Stated goal
Locate each line in the records containing "this". Copy it.

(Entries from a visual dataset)

━━━━━━━━

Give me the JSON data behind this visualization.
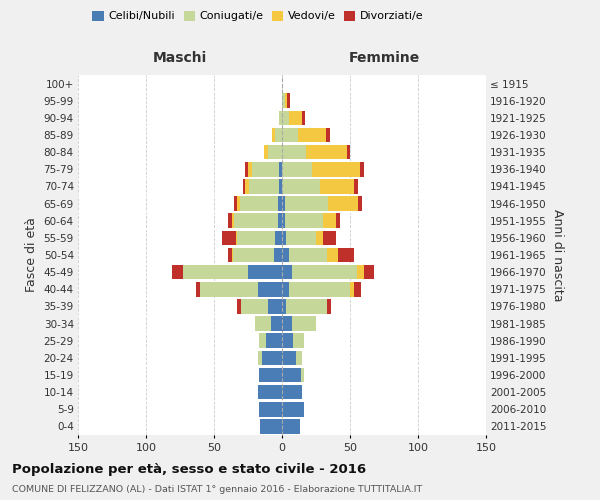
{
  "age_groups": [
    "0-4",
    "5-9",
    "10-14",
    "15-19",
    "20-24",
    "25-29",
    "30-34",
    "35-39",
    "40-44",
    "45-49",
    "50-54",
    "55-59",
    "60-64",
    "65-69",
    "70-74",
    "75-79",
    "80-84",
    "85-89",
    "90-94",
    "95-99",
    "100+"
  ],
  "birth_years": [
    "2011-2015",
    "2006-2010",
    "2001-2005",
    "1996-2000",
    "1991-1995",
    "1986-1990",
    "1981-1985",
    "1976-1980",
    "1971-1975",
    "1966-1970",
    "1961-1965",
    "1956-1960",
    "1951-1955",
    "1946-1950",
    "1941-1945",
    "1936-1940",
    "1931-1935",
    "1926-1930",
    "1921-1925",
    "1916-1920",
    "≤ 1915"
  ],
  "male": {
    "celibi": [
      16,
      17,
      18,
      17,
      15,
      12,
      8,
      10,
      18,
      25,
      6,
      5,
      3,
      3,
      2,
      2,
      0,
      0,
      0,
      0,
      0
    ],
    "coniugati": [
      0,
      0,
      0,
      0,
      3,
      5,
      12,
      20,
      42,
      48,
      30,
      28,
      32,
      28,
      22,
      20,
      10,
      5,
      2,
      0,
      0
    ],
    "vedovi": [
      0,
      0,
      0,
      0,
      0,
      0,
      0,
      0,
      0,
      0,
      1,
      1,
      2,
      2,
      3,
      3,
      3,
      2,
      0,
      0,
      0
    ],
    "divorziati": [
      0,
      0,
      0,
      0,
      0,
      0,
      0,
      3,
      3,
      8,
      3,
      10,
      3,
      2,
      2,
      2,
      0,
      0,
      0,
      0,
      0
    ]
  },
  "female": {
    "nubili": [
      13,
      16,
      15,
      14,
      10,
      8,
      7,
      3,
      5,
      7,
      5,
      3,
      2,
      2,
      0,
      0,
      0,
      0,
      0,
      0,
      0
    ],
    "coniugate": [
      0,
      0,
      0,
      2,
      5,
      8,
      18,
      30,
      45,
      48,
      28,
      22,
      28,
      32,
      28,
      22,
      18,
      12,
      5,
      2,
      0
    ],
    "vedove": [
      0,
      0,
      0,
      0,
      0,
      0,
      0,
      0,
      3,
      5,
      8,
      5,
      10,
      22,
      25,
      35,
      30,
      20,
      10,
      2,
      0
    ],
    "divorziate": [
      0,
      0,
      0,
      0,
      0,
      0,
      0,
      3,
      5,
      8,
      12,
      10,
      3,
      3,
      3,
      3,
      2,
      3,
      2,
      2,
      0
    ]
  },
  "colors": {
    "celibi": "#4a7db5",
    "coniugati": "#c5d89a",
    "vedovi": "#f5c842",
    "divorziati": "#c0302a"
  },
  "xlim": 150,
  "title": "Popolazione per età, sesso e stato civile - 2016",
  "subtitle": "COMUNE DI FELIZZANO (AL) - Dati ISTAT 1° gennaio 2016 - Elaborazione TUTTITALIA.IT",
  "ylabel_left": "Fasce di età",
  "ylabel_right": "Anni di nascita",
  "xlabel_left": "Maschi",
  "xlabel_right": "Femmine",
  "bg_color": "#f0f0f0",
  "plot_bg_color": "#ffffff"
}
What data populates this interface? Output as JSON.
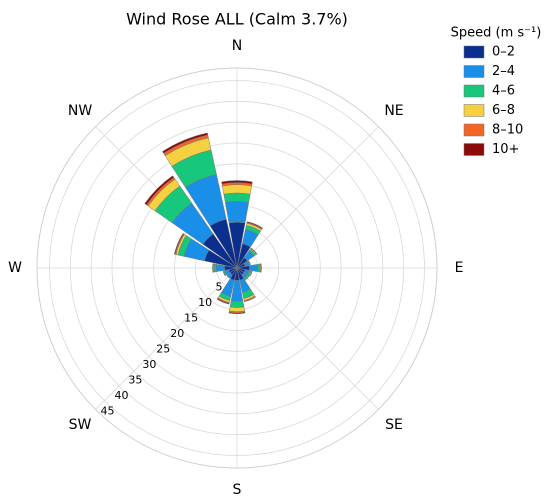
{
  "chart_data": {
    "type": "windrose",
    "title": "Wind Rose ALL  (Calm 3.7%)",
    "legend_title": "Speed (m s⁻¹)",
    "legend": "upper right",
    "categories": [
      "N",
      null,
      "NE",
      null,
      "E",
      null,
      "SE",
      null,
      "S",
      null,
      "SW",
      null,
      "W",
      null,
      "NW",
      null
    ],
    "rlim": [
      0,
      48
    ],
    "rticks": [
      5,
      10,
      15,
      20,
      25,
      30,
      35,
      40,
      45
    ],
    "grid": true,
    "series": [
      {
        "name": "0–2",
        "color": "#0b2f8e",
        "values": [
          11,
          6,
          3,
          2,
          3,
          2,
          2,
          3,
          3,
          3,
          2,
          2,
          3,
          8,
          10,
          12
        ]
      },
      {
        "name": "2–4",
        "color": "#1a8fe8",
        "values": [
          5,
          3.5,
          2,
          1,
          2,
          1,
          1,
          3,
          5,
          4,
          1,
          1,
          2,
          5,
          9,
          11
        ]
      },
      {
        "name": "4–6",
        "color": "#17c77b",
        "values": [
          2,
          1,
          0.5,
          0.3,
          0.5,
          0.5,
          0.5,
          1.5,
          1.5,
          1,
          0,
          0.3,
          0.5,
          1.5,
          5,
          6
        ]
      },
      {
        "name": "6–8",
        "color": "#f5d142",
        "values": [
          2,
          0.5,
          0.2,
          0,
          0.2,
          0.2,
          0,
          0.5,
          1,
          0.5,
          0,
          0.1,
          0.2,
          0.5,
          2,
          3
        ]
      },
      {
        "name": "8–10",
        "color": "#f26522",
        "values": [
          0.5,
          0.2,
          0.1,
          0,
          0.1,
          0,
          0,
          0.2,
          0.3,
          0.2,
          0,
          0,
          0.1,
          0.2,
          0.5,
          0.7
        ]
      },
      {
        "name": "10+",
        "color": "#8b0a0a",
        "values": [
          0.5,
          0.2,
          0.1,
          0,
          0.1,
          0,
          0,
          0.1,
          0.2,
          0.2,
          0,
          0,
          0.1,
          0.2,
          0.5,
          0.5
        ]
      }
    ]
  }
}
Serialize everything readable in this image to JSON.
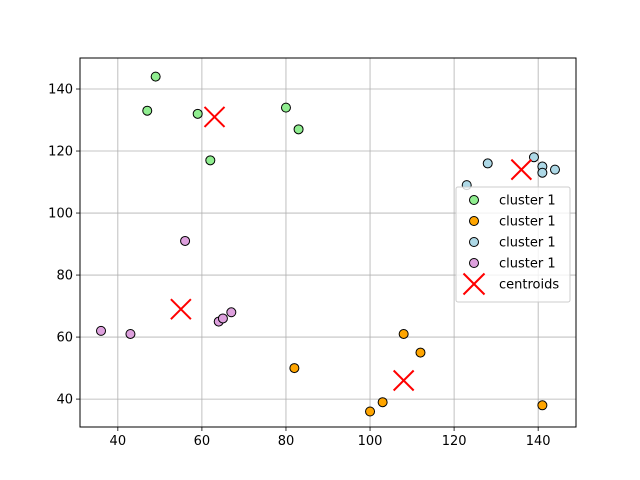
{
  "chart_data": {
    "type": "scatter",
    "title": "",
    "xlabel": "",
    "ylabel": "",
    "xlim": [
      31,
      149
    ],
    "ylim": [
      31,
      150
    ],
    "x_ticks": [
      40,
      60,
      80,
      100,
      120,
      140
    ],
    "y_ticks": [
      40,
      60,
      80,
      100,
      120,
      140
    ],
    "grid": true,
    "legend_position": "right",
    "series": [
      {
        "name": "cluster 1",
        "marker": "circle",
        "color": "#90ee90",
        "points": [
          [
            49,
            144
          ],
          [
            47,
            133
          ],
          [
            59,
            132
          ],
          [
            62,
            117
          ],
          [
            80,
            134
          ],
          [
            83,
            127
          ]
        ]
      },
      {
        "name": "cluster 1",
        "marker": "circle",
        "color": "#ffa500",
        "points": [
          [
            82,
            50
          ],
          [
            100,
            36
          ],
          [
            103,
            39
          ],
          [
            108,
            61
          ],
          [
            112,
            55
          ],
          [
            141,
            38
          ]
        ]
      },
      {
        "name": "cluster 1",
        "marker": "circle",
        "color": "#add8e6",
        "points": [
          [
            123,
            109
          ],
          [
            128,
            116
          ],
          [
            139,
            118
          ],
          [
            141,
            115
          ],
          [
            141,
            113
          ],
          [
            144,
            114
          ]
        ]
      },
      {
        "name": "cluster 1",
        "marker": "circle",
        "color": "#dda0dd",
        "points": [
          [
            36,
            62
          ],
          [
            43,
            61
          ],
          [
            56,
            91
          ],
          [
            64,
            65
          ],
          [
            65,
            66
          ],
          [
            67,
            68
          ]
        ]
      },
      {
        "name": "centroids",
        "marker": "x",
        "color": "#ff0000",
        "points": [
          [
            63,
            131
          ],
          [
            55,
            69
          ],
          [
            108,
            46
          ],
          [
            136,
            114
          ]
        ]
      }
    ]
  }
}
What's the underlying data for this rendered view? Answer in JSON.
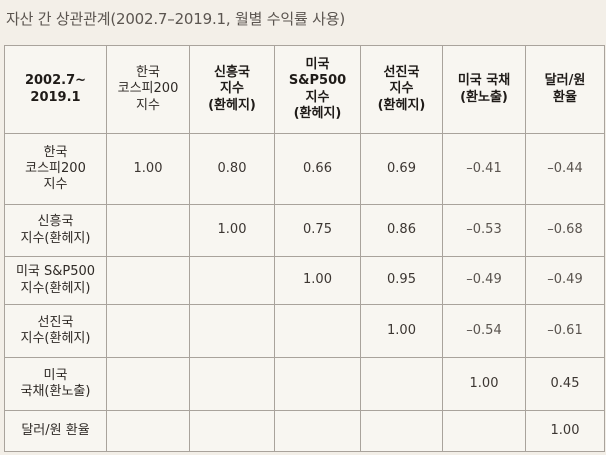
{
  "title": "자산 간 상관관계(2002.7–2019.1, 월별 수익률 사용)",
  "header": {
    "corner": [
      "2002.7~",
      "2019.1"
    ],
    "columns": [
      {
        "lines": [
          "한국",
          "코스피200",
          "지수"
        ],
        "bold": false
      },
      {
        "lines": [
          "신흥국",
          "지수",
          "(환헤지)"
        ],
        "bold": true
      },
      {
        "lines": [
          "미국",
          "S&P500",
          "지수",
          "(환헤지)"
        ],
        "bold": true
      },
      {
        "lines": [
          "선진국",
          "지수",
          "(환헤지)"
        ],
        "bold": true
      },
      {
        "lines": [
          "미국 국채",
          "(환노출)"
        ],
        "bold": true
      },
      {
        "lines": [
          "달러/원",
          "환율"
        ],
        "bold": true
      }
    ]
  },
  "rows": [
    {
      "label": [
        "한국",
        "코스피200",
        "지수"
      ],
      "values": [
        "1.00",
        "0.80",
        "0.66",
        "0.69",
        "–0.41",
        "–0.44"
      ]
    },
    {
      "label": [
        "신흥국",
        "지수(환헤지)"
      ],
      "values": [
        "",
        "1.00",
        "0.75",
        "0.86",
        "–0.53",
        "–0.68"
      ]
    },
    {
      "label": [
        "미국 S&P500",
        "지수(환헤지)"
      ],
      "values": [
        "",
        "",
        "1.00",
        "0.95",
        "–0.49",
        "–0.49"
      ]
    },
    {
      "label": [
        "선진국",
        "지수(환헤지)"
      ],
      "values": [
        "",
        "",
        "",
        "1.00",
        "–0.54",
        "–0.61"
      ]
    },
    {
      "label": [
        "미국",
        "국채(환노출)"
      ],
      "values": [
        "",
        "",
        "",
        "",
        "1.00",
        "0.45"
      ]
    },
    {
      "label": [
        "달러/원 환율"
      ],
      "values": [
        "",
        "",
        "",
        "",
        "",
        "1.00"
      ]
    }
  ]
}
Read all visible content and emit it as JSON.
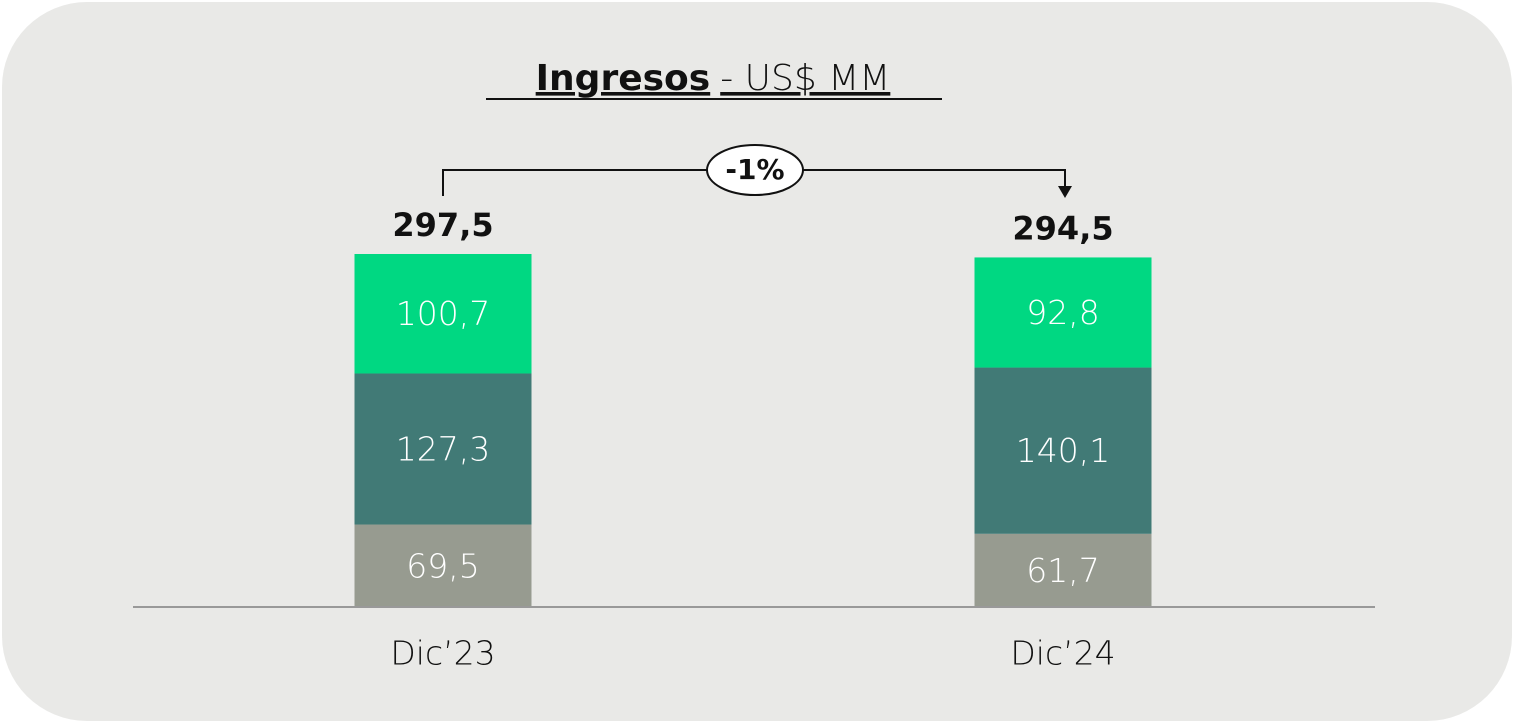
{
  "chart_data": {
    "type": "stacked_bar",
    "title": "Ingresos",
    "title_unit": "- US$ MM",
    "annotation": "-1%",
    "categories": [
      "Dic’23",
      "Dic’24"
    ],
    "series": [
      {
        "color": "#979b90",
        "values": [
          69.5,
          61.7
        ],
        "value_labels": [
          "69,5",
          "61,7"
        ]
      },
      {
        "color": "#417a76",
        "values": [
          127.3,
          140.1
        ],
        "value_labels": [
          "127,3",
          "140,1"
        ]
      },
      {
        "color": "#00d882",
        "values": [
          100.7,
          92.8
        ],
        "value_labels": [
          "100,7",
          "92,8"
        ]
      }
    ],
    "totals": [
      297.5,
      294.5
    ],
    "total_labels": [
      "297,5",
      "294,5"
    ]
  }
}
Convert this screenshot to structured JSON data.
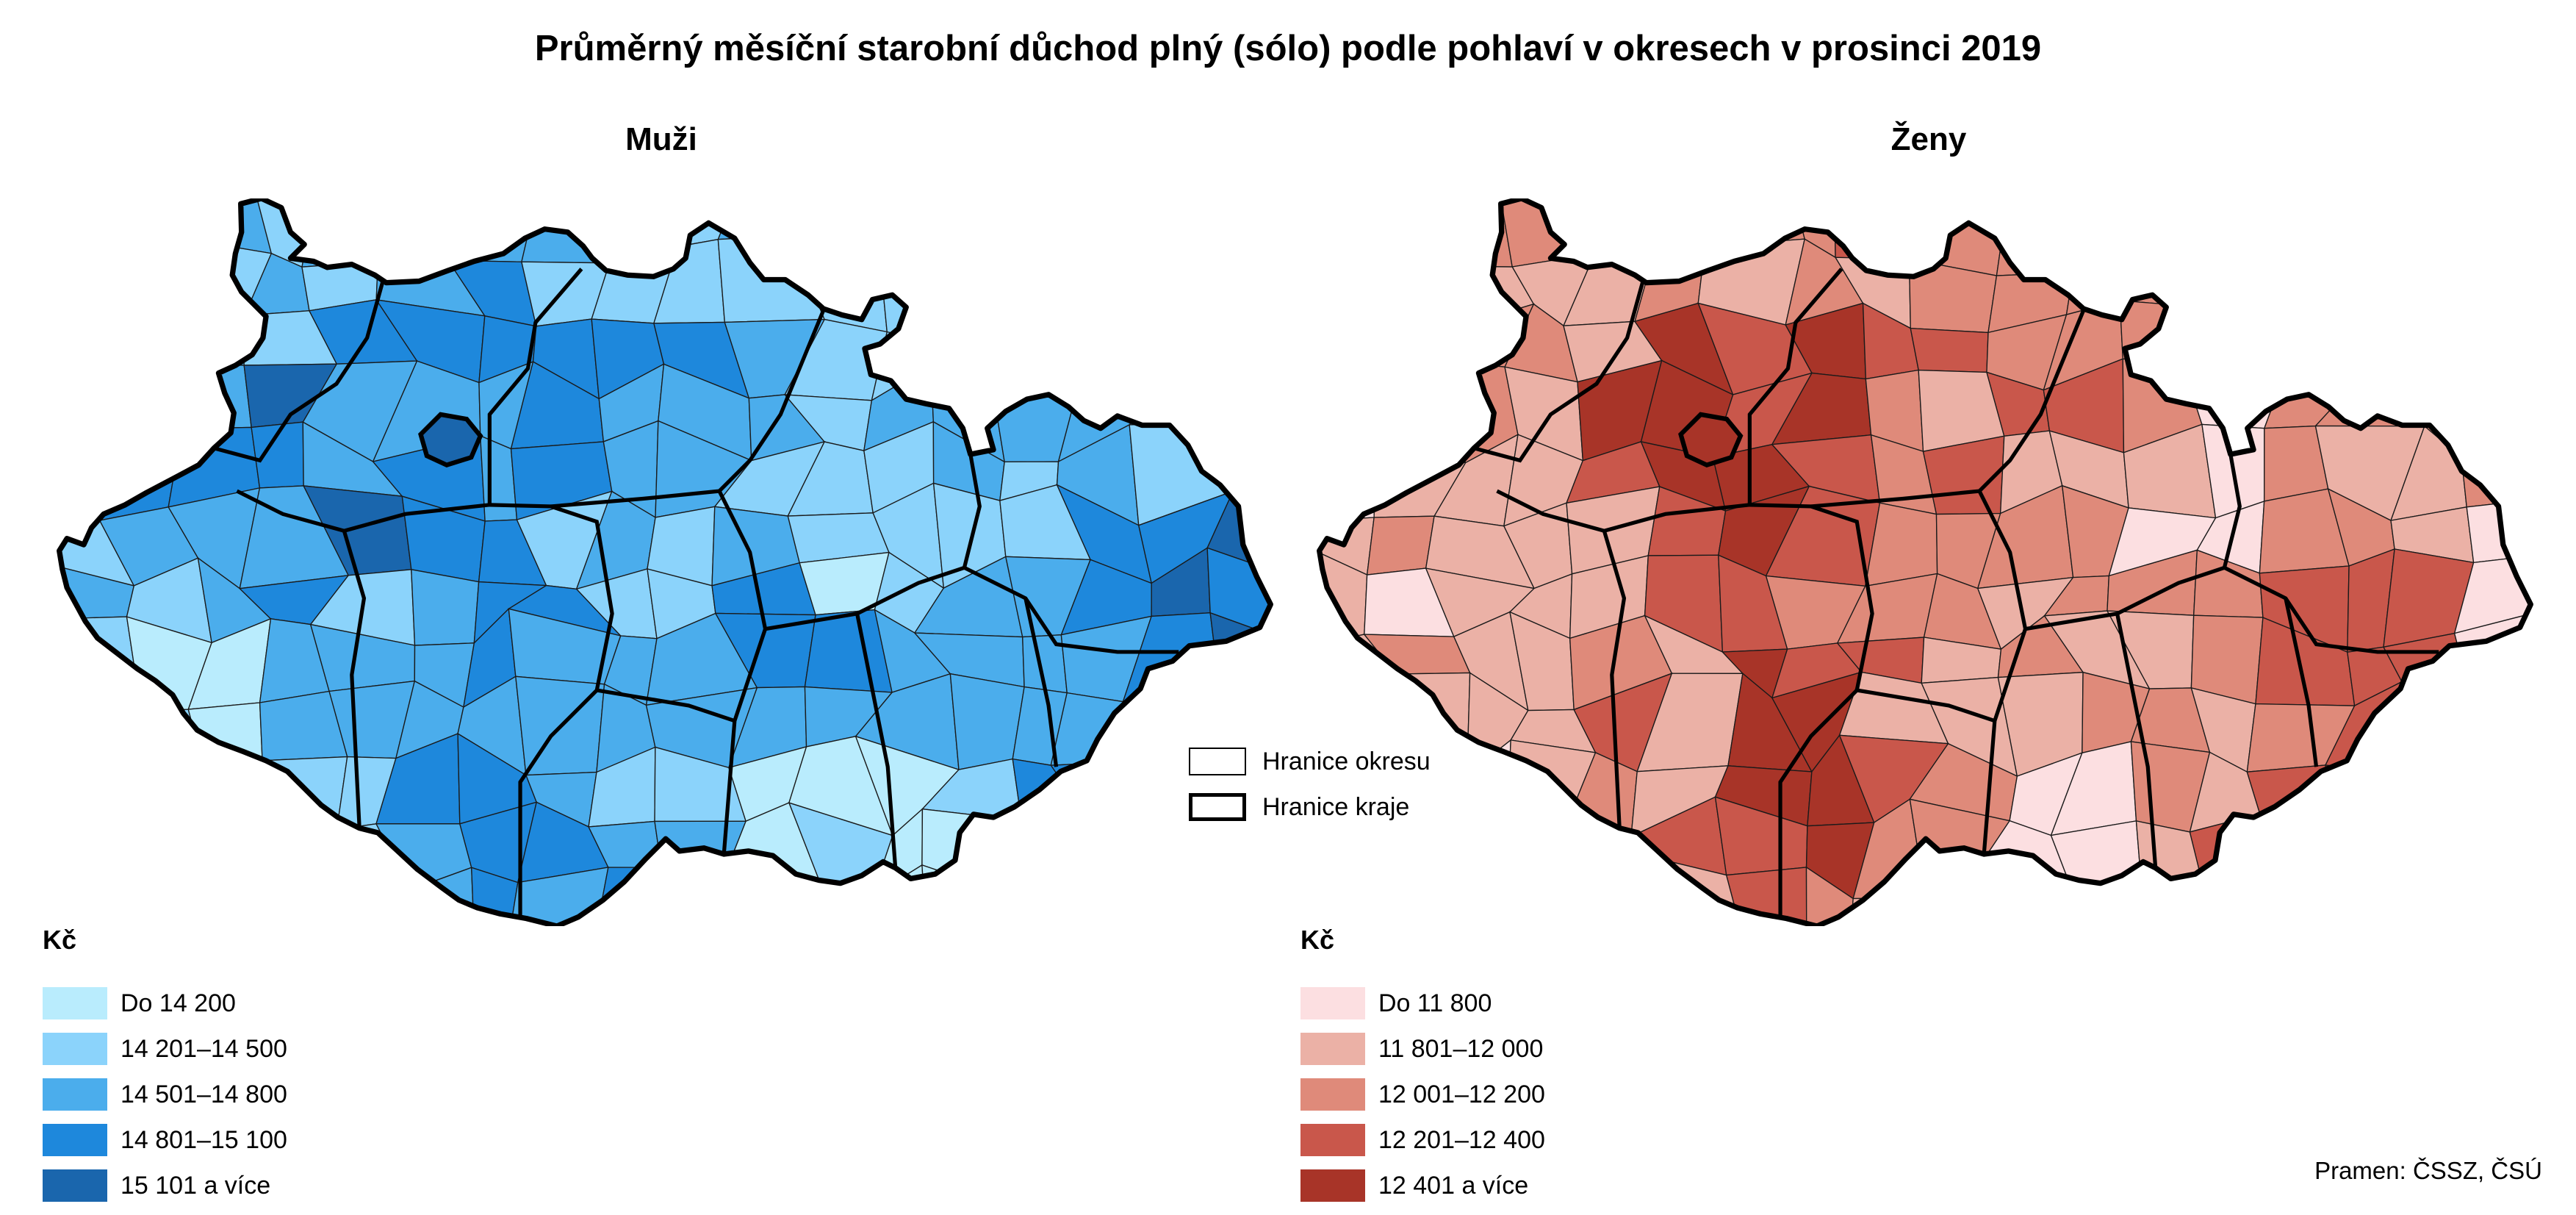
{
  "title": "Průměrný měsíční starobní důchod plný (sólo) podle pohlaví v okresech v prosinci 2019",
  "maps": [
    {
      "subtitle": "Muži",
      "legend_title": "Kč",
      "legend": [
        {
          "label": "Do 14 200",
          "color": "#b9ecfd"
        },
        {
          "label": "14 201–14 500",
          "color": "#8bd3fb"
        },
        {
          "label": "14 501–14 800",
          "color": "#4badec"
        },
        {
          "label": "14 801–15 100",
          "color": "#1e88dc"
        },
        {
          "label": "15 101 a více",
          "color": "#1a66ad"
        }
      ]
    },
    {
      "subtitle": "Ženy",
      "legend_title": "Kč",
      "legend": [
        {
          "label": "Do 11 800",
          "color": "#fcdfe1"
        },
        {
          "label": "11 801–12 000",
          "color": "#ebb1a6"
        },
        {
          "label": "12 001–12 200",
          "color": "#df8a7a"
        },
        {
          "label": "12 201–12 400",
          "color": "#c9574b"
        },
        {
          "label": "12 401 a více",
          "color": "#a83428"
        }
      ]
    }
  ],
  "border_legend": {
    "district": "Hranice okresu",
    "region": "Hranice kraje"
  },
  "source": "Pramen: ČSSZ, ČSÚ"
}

━━━━━━━━

The response
Give me the JSON data behind this visualization.
What data populates this interface? Output as JSON.
Serialize everything readable in this image to JSON.
What's the underlying data for this rendered view? Answer in JSON.
Convert this screenshot to structured JSON data.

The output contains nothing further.